* _Supplied data_
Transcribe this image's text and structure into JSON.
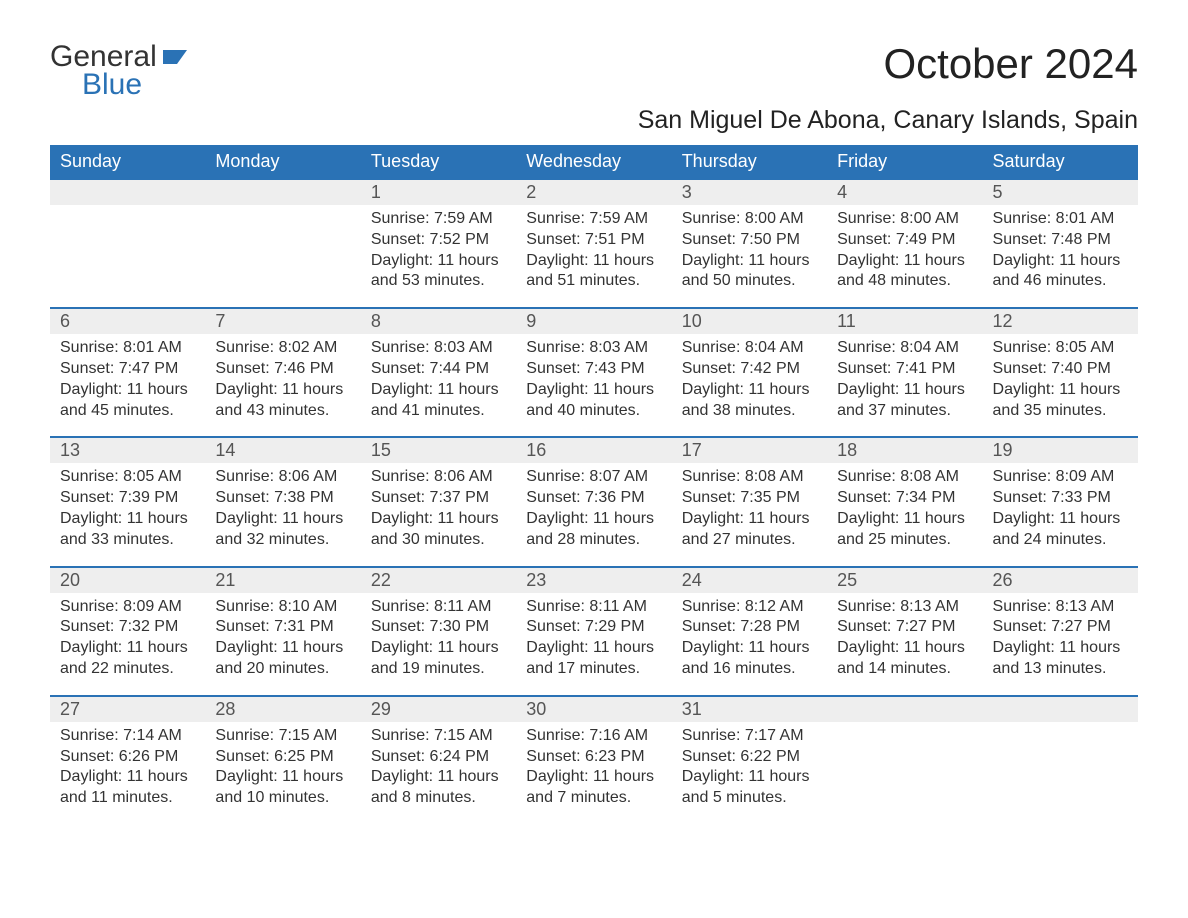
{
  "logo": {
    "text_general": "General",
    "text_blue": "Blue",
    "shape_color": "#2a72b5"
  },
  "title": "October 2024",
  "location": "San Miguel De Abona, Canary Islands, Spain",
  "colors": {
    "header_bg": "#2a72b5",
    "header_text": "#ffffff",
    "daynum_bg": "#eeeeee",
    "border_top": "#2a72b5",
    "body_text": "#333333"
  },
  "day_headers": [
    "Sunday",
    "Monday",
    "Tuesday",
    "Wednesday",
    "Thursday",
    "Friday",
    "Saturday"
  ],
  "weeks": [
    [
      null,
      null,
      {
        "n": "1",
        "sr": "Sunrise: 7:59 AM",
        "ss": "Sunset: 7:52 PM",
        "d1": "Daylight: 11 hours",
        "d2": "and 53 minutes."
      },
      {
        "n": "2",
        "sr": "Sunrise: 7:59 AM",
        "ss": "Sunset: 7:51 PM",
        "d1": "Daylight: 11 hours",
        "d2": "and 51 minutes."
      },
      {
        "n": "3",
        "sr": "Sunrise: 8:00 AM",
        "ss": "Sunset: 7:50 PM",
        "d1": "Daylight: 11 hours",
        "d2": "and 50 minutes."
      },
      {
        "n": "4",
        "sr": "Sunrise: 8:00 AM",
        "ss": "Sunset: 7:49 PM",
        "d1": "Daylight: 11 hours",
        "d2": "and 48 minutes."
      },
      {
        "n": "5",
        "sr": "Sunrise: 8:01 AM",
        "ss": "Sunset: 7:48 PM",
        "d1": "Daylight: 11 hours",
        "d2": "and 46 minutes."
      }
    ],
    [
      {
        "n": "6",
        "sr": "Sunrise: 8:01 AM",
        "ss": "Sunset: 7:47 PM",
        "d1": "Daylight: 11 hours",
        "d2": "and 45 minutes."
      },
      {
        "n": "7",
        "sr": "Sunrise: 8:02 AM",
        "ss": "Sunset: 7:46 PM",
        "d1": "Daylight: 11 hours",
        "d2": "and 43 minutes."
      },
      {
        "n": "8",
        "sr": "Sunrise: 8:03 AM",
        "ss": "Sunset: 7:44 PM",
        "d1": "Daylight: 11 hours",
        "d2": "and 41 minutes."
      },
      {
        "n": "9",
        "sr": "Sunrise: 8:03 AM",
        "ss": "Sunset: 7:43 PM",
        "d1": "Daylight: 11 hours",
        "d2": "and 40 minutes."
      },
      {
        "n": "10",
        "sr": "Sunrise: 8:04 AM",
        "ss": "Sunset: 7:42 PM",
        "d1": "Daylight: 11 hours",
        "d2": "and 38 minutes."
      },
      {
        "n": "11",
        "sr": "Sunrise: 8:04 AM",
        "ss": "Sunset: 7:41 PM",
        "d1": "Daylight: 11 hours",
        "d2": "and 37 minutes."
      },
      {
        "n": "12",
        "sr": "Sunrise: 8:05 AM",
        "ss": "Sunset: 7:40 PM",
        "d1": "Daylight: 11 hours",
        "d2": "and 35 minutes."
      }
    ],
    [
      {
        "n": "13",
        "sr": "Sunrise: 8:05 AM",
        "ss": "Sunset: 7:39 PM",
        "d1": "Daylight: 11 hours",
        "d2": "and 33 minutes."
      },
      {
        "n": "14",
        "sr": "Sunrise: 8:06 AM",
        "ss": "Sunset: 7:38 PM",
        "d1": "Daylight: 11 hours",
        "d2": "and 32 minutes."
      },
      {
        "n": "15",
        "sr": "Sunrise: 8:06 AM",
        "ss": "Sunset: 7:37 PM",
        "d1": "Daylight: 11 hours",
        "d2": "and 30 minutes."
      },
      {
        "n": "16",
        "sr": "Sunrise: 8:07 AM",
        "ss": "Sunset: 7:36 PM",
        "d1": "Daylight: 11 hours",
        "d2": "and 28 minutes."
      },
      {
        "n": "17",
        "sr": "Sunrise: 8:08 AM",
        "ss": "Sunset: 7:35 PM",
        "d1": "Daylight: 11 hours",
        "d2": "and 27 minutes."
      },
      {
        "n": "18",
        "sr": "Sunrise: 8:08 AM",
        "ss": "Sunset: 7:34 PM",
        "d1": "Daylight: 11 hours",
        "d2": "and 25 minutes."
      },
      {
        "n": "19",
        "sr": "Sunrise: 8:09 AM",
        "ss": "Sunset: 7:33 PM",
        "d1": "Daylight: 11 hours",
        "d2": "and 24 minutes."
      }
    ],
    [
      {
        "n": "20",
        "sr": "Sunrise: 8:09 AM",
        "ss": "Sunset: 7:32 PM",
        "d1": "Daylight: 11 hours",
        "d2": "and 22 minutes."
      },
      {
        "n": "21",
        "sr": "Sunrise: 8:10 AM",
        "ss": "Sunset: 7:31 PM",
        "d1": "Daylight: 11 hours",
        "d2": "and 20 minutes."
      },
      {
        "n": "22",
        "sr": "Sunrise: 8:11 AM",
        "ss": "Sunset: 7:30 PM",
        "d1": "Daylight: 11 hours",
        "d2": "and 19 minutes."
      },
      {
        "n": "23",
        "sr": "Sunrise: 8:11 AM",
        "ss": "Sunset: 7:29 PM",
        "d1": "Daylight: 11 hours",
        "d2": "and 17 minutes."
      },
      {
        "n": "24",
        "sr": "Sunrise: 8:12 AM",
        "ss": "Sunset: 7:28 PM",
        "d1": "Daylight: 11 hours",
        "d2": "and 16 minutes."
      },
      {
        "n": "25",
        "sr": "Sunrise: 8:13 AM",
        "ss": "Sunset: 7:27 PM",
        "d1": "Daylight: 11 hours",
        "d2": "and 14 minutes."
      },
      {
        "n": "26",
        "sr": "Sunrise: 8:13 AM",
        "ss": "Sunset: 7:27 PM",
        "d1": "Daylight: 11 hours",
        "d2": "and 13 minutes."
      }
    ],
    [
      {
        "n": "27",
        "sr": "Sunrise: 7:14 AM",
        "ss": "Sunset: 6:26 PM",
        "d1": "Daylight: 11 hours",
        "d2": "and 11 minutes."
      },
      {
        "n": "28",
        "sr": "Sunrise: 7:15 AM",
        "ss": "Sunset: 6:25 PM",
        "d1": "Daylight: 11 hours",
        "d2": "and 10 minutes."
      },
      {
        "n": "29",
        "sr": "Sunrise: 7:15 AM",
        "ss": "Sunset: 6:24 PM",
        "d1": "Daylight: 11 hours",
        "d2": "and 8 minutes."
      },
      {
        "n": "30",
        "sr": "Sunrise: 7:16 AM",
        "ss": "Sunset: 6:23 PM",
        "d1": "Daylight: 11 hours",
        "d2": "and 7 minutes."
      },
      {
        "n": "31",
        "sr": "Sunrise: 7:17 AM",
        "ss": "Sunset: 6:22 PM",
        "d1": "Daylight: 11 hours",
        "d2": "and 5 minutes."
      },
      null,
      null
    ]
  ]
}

* _What you should do_
The records above should be reproduced exactly, with no pictures included.

* _Task result_
Transcribe this image's text and structure into JSON.
{
  "logo": {
    "text_general": "General",
    "text_blue": "Blue",
    "shape_color": "#2a72b5"
  },
  "title": "October 2024",
  "location": "San Miguel De Abona, Canary Islands, Spain",
  "colors": {
    "header_bg": "#2a72b5",
    "header_text": "#ffffff",
    "daynum_bg": "#eeeeee",
    "border_top": "#2a72b5",
    "body_text": "#333333"
  },
  "day_headers": [
    "Sunday",
    "Monday",
    "Tuesday",
    "Wednesday",
    "Thursday",
    "Friday",
    "Saturday"
  ],
  "weeks": [
    [
      null,
      null,
      {
        "n": "1",
        "sr": "Sunrise: 7:59 AM",
        "ss": "Sunset: 7:52 PM",
        "d1": "Daylight: 11 hours",
        "d2": "and 53 minutes."
      },
      {
        "n": "2",
        "sr": "Sunrise: 7:59 AM",
        "ss": "Sunset: 7:51 PM",
        "d1": "Daylight: 11 hours",
        "d2": "and 51 minutes."
      },
      {
        "n": "3",
        "sr": "Sunrise: 8:00 AM",
        "ss": "Sunset: 7:50 PM",
        "d1": "Daylight: 11 hours",
        "d2": "and 50 minutes."
      },
      {
        "n": "4",
        "sr": "Sunrise: 8:00 AM",
        "ss": "Sunset: 7:49 PM",
        "d1": "Daylight: 11 hours",
        "d2": "and 48 minutes."
      },
      {
        "n": "5",
        "sr": "Sunrise: 8:01 AM",
        "ss": "Sunset: 7:48 PM",
        "d1": "Daylight: 11 hours",
        "d2": "and 46 minutes."
      }
    ],
    [
      {
        "n": "6",
        "sr": "Sunrise: 8:01 AM",
        "ss": "Sunset: 7:47 PM",
        "d1": "Daylight: 11 hours",
        "d2": "and 45 minutes."
      },
      {
        "n": "7",
        "sr": "Sunrise: 8:02 AM",
        "ss": "Sunset: 7:46 PM",
        "d1": "Daylight: 11 hours",
        "d2": "and 43 minutes."
      },
      {
        "n": "8",
        "sr": "Sunrise: 8:03 AM",
        "ss": "Sunset: 7:44 PM",
        "d1": "Daylight: 11 hours",
        "d2": "and 41 minutes."
      },
      {
        "n": "9",
        "sr": "Sunrise: 8:03 AM",
        "ss": "Sunset: 7:43 PM",
        "d1": "Daylight: 11 hours",
        "d2": "and 40 minutes."
      },
      {
        "n": "10",
        "sr": "Sunrise: 8:04 AM",
        "ss": "Sunset: 7:42 PM",
        "d1": "Daylight: 11 hours",
        "d2": "and 38 minutes."
      },
      {
        "n": "11",
        "sr": "Sunrise: 8:04 AM",
        "ss": "Sunset: 7:41 PM",
        "d1": "Daylight: 11 hours",
        "d2": "and 37 minutes."
      },
      {
        "n": "12",
        "sr": "Sunrise: 8:05 AM",
        "ss": "Sunset: 7:40 PM",
        "d1": "Daylight: 11 hours",
        "d2": "and 35 minutes."
      }
    ],
    [
      {
        "n": "13",
        "sr": "Sunrise: 8:05 AM",
        "ss": "Sunset: 7:39 PM",
        "d1": "Daylight: 11 hours",
        "d2": "and 33 minutes."
      },
      {
        "n": "14",
        "sr": "Sunrise: 8:06 AM",
        "ss": "Sunset: 7:38 PM",
        "d1": "Daylight: 11 hours",
        "d2": "and 32 minutes."
      },
      {
        "n": "15",
        "sr": "Sunrise: 8:06 AM",
        "ss": "Sunset: 7:37 PM",
        "d1": "Daylight: 11 hours",
        "d2": "and 30 minutes."
      },
      {
        "n": "16",
        "sr": "Sunrise: 8:07 AM",
        "ss": "Sunset: 7:36 PM",
        "d1": "Daylight: 11 hours",
        "d2": "and 28 minutes."
      },
      {
        "n": "17",
        "sr": "Sunrise: 8:08 AM",
        "ss": "Sunset: 7:35 PM",
        "d1": "Daylight: 11 hours",
        "d2": "and 27 minutes."
      },
      {
        "n": "18",
        "sr": "Sunrise: 8:08 AM",
        "ss": "Sunset: 7:34 PM",
        "d1": "Daylight: 11 hours",
        "d2": "and 25 minutes."
      },
      {
        "n": "19",
        "sr": "Sunrise: 8:09 AM",
        "ss": "Sunset: 7:33 PM",
        "d1": "Daylight: 11 hours",
        "d2": "and 24 minutes."
      }
    ],
    [
      {
        "n": "20",
        "sr": "Sunrise: 8:09 AM",
        "ss": "Sunset: 7:32 PM",
        "d1": "Daylight: 11 hours",
        "d2": "and 22 minutes."
      },
      {
        "n": "21",
        "sr": "Sunrise: 8:10 AM",
        "ss": "Sunset: 7:31 PM",
        "d1": "Daylight: 11 hours",
        "d2": "and 20 minutes."
      },
      {
        "n": "22",
        "sr": "Sunrise: 8:11 AM",
        "ss": "Sunset: 7:30 PM",
        "d1": "Daylight: 11 hours",
        "d2": "and 19 minutes."
      },
      {
        "n": "23",
        "sr": "Sunrise: 8:11 AM",
        "ss": "Sunset: 7:29 PM",
        "d1": "Daylight: 11 hours",
        "d2": "and 17 minutes."
      },
      {
        "n": "24",
        "sr": "Sunrise: 8:12 AM",
        "ss": "Sunset: 7:28 PM",
        "d1": "Daylight: 11 hours",
        "d2": "and 16 minutes."
      },
      {
        "n": "25",
        "sr": "Sunrise: 8:13 AM",
        "ss": "Sunset: 7:27 PM",
        "d1": "Daylight: 11 hours",
        "d2": "and 14 minutes."
      },
      {
        "n": "26",
        "sr": "Sunrise: 8:13 AM",
        "ss": "Sunset: 7:27 PM",
        "d1": "Daylight: 11 hours",
        "d2": "and 13 minutes."
      }
    ],
    [
      {
        "n": "27",
        "sr": "Sunrise: 7:14 AM",
        "ss": "Sunset: 6:26 PM",
        "d1": "Daylight: 11 hours",
        "d2": "and 11 minutes."
      },
      {
        "n": "28",
        "sr": "Sunrise: 7:15 AM",
        "ss": "Sunset: 6:25 PM",
        "d1": "Daylight: 11 hours",
        "d2": "and 10 minutes."
      },
      {
        "n": "29",
        "sr": "Sunrise: 7:15 AM",
        "ss": "Sunset: 6:24 PM",
        "d1": "Daylight: 11 hours",
        "d2": "and 8 minutes."
      },
      {
        "n": "30",
        "sr": "Sunrise: 7:16 AM",
        "ss": "Sunset: 6:23 PM",
        "d1": "Daylight: 11 hours",
        "d2": "and 7 minutes."
      },
      {
        "n": "31",
        "sr": "Sunrise: 7:17 AM",
        "ss": "Sunset: 6:22 PM",
        "d1": "Daylight: 11 hours",
        "d2": "and 5 minutes."
      },
      null,
      null
    ]
  ]
}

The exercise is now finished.